> _TASK REQUIREMENTS_: Set each record down exactly, excluding all images.

> _DATASET ROWS_:
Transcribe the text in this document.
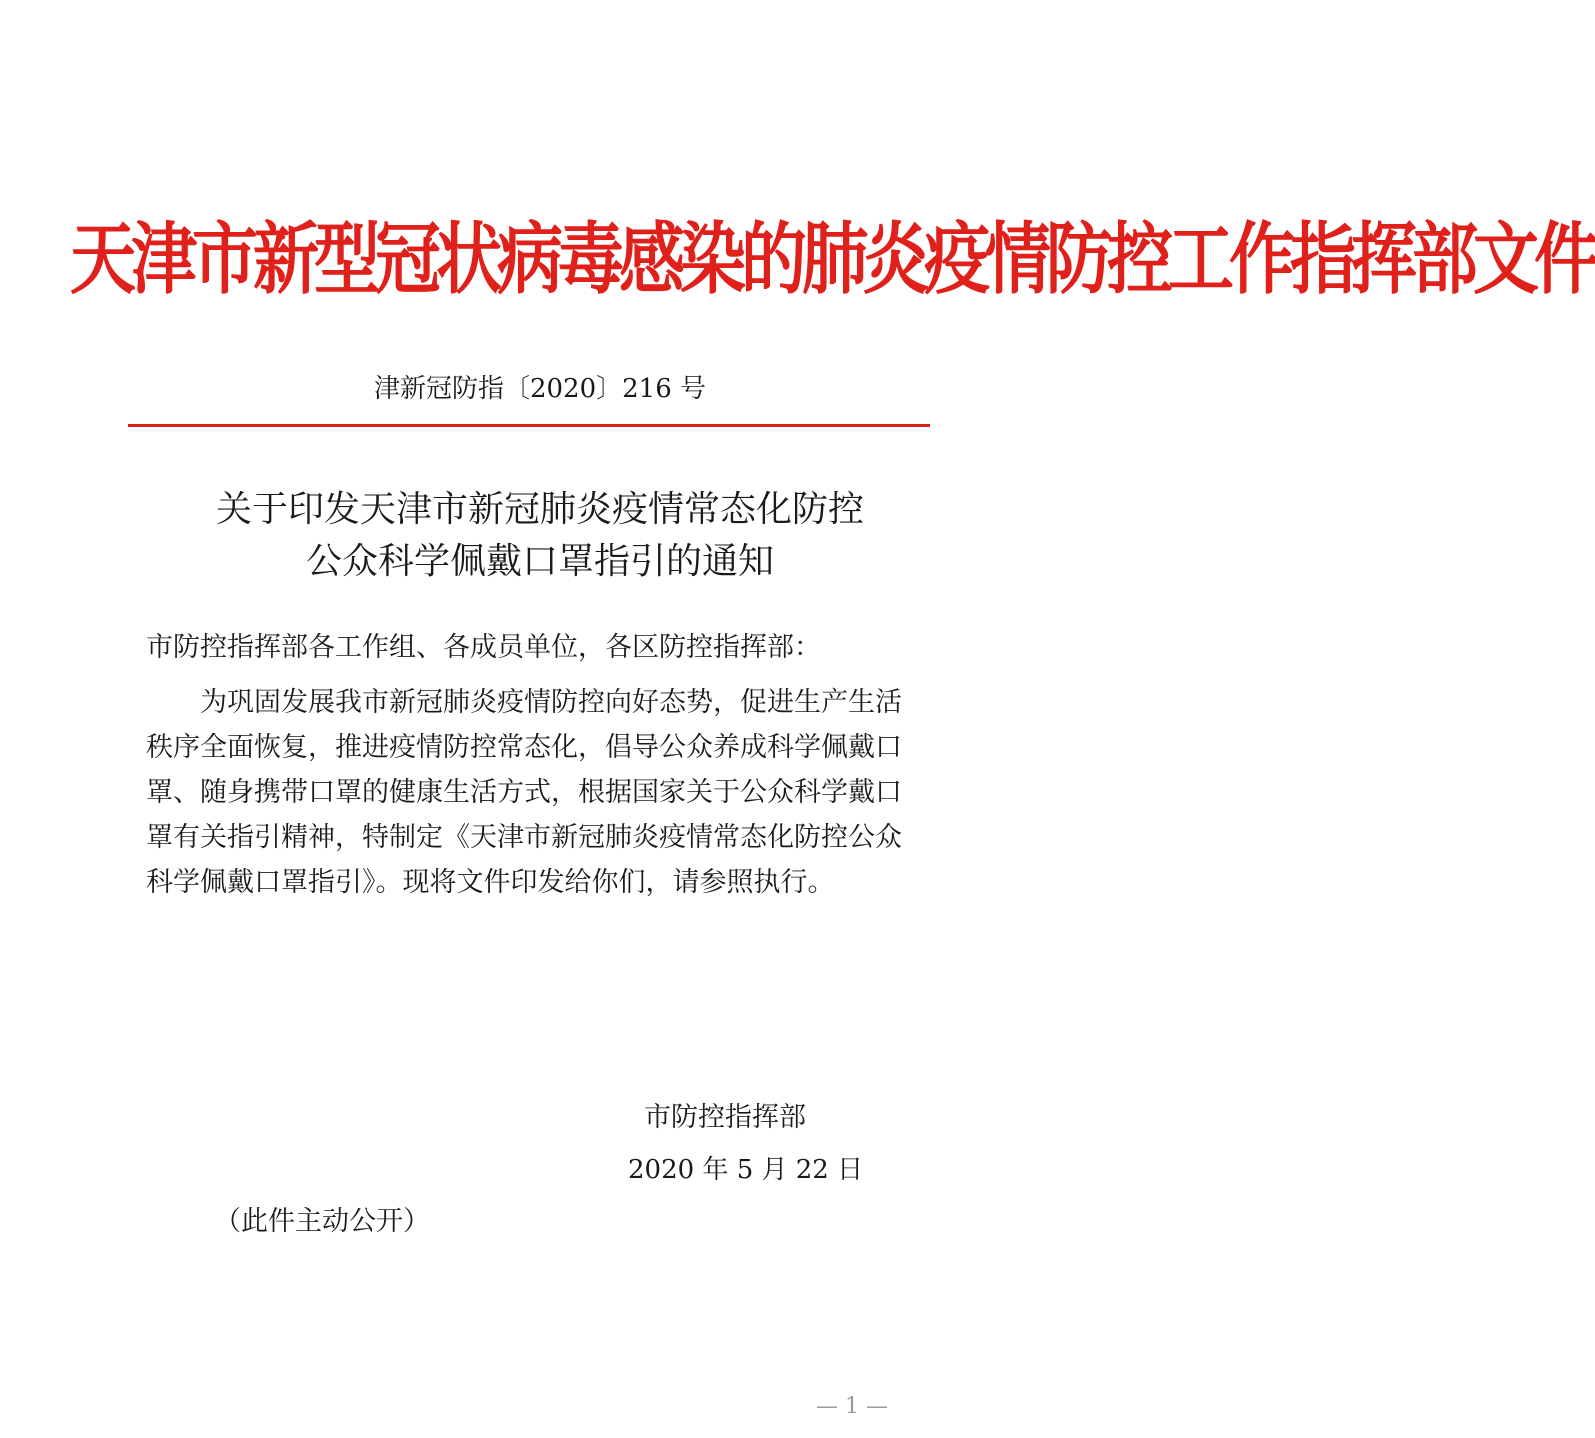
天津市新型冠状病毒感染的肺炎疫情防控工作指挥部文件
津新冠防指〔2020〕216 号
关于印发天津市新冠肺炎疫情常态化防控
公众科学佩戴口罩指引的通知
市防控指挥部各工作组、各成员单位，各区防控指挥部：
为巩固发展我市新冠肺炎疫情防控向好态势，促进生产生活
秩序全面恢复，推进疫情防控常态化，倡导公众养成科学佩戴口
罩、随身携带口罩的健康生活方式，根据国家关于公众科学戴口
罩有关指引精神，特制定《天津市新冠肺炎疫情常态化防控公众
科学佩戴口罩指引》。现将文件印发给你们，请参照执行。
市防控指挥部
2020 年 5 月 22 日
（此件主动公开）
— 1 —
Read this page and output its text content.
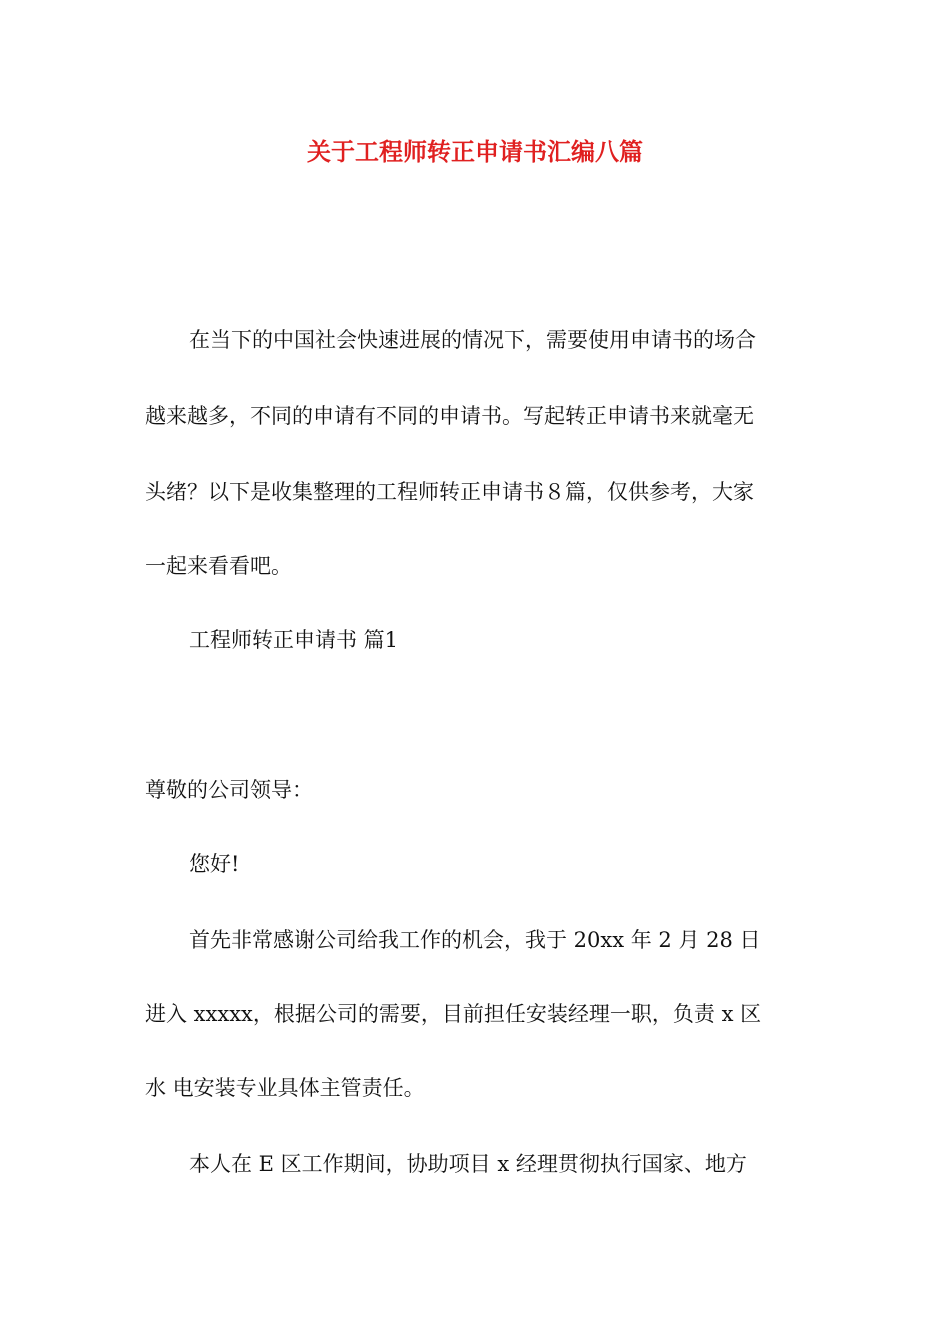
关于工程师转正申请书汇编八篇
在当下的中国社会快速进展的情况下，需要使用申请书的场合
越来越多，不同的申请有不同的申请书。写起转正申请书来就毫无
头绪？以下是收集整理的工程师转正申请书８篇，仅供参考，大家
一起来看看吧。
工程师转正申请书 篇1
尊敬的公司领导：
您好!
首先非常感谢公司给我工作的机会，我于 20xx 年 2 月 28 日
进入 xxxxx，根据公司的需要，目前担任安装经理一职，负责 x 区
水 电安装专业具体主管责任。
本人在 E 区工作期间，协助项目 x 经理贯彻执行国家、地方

> _ANSWER TO THIS TASK_:
Transcribe the text in this document.
天津市新型冠状病毒感染的肺炎疫情防控工作指挥部文件
津新冠防指〔2020〕216 号
关于印发天津市新冠肺炎疫情常态化防控
公众科学佩戴口罩指引的通知
市防控指挥部各工作组、各成员单位，各区防控指挥部：
为巩固发展我市新冠肺炎疫情防控向好态势，促进生产生活
秩序全面恢复，推进疫情防控常态化，倡导公众养成科学佩戴口
罩、随身携带口罩的健康生活方式，根据国家关于公众科学戴口
罩有关指引精神，特制定《天津市新冠肺炎疫情常态化防控公众
科学佩戴口罩指引》。现将文件印发给你们，请参照执行。
市防控指挥部
2020 年 5 月 22 日
（此件主动公开）
— 1 —
Read this page and output its text content.
关于工程师转正申请书汇编八篇
在当下的中国社会快速进展的情况下，需要使用申请书的场合
越来越多，不同的申请有不同的申请书。写起转正申请书来就毫无
头绪？以下是收集整理的工程师转正申请书８篇，仅供参考，大家
一起来看看吧。
工程师转正申请书 篇1
尊敬的公司领导：
您好!
首先非常感谢公司给我工作的机会，我于 20xx 年 2 月 28 日
进入 xxxxx，根据公司的需要，目前担任安装经理一职，负责 x 区
水 电安装专业具体主管责任。
本人在 E 区工作期间，协助项目 x 经理贯彻执行国家、地方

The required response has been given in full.